Requirement – Pick out and copy every line below that has the word "Benj".

Data entries –

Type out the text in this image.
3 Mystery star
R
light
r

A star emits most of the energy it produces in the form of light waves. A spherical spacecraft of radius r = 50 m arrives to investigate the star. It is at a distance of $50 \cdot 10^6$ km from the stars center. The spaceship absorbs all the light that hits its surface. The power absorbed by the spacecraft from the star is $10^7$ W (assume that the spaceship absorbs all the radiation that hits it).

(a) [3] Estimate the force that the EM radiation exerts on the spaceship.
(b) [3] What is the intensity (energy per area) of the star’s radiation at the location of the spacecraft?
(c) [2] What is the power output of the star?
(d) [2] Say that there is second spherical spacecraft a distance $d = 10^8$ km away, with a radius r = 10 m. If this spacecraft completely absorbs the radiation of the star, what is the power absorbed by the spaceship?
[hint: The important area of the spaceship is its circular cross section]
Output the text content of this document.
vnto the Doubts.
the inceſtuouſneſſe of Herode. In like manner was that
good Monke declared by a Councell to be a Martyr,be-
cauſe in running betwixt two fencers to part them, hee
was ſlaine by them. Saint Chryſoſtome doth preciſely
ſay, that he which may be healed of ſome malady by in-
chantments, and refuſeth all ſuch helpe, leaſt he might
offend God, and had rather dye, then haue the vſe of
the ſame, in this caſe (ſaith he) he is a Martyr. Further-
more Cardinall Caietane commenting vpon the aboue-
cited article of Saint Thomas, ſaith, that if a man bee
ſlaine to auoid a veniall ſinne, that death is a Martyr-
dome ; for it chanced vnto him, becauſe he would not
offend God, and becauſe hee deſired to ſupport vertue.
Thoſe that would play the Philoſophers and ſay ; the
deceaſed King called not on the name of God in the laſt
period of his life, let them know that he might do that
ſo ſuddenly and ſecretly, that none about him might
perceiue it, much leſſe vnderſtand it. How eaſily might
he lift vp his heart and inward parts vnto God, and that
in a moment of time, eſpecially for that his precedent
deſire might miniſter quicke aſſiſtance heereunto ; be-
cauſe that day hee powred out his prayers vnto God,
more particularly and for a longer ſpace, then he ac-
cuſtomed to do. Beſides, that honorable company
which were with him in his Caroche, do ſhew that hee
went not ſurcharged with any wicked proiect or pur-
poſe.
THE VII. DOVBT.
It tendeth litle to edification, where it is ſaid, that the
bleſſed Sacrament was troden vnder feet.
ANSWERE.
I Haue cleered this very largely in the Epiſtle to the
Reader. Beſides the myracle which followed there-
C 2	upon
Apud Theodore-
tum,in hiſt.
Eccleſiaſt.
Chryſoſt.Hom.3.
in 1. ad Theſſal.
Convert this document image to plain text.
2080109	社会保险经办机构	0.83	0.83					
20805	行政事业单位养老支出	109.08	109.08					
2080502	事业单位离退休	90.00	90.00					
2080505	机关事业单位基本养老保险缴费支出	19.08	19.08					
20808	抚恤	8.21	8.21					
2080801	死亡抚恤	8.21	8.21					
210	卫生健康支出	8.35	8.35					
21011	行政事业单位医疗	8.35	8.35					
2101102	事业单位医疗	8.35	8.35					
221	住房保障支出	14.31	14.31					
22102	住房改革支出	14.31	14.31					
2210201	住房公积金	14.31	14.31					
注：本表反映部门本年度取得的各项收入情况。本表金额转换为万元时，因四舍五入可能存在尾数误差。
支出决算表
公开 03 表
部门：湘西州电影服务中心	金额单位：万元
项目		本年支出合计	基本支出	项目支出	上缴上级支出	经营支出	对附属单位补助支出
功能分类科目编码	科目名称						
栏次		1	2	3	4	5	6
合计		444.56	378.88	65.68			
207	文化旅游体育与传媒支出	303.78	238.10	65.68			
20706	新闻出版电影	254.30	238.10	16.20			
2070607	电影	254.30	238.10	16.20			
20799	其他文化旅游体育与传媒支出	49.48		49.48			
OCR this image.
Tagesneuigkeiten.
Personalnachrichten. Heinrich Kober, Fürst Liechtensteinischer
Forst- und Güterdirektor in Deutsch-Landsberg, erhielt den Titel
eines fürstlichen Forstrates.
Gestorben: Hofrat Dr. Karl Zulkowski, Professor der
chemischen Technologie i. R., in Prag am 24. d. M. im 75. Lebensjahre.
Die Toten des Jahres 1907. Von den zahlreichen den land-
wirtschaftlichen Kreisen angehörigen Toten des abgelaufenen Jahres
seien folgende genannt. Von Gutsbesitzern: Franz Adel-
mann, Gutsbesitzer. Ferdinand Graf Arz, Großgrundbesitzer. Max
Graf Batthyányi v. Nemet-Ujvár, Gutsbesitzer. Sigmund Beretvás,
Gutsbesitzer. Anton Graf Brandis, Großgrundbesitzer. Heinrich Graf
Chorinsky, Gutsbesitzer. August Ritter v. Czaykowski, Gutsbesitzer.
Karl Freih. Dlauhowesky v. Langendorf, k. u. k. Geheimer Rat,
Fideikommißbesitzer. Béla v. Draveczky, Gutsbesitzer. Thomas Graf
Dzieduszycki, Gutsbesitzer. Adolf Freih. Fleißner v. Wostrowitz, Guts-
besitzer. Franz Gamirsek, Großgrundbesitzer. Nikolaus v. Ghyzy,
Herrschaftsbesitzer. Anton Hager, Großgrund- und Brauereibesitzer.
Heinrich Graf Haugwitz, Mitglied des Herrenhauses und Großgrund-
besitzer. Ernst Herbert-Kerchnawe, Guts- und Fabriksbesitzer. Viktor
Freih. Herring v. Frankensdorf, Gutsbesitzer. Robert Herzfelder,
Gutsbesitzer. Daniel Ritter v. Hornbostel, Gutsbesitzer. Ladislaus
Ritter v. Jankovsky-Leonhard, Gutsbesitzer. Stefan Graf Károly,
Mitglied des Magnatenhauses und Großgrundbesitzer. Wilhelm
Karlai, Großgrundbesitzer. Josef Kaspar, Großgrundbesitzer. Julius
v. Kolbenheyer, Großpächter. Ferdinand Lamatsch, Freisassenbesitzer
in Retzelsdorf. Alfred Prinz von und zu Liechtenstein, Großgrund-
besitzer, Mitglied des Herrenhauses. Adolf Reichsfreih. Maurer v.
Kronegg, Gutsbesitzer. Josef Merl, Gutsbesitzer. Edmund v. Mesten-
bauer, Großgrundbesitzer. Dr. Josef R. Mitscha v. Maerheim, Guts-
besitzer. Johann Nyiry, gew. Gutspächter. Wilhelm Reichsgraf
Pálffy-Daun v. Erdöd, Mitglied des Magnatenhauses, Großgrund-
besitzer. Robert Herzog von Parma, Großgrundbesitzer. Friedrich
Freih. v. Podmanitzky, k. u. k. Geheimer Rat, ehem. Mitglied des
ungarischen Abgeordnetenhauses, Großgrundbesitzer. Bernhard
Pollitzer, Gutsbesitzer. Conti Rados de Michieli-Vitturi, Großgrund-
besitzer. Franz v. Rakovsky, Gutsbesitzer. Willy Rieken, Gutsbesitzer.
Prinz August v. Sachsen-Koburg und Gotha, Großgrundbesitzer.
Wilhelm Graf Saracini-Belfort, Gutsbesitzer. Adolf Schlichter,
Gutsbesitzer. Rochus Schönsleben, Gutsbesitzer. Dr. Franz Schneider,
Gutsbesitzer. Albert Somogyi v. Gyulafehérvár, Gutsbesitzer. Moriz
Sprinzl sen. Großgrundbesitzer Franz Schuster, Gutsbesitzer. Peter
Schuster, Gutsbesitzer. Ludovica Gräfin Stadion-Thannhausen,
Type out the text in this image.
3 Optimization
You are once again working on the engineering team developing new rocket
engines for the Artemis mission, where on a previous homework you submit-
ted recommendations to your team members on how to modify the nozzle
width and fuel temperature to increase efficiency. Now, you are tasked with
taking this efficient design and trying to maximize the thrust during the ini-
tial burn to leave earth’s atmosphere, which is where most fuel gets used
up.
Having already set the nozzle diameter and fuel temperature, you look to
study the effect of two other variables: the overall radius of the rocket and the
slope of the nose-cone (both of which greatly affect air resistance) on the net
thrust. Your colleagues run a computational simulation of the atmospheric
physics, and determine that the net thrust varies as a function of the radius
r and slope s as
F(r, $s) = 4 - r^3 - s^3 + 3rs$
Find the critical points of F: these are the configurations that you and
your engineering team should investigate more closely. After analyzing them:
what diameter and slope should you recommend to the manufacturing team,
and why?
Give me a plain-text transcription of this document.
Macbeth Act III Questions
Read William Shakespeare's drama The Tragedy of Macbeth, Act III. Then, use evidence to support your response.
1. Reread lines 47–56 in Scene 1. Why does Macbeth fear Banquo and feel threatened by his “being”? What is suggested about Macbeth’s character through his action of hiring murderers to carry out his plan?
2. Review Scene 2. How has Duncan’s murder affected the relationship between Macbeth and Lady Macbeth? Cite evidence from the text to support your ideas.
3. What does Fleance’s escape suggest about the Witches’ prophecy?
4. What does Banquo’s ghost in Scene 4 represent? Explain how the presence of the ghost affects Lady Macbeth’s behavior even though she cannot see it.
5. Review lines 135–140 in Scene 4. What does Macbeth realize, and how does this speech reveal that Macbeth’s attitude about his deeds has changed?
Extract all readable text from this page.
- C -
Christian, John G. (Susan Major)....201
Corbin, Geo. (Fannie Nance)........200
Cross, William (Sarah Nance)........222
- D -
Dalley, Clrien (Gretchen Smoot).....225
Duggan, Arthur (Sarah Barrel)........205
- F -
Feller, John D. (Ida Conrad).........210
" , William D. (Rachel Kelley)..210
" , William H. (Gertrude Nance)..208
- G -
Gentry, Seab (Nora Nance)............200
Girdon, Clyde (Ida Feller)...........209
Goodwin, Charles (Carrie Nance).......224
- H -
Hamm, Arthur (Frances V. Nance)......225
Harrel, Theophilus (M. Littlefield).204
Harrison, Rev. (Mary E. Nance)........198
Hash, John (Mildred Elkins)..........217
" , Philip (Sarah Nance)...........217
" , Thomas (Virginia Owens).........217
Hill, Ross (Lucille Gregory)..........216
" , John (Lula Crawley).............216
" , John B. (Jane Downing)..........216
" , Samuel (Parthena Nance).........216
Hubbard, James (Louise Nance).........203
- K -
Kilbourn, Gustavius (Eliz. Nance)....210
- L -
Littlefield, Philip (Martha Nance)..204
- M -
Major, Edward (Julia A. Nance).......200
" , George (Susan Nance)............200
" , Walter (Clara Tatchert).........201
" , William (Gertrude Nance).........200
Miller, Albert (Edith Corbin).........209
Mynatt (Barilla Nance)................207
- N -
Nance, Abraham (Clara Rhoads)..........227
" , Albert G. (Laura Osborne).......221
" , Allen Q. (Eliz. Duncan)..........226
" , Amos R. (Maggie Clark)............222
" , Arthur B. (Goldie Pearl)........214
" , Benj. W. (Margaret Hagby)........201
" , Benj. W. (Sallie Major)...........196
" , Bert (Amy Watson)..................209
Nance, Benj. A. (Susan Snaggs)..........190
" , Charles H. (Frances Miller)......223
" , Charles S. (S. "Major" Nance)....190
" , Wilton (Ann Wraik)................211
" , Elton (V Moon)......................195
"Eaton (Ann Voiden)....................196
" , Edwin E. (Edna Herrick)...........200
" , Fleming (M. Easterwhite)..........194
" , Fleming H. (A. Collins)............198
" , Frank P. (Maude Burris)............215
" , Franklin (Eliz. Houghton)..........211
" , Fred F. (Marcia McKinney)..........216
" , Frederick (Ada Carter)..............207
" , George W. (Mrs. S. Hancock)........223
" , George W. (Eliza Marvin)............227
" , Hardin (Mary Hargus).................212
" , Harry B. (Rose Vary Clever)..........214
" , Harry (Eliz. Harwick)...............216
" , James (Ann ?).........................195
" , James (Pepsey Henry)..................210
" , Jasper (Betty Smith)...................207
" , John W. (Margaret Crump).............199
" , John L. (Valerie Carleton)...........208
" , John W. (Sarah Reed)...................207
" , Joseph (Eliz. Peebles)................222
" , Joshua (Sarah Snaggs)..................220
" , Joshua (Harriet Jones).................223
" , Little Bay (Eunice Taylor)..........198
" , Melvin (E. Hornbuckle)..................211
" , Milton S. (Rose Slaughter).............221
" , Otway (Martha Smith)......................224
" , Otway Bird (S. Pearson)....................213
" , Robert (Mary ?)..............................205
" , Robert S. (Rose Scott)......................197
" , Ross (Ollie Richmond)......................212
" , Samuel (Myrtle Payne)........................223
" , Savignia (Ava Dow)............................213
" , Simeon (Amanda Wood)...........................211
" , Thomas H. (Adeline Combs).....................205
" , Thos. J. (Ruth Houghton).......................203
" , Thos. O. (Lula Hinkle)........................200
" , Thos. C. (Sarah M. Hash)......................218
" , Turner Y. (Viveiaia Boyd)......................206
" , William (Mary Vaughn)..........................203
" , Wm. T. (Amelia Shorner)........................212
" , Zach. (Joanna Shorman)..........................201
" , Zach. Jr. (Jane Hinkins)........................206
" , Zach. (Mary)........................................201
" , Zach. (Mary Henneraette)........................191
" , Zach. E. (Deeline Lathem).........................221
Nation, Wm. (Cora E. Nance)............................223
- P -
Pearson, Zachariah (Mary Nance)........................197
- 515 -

Reply to the task –
" , Benj. W. (Margaret Hagby)........201
" , Benj. W. (Sallie Major)...........196
Nance, Benj. A. (Susan Snaggs)..........190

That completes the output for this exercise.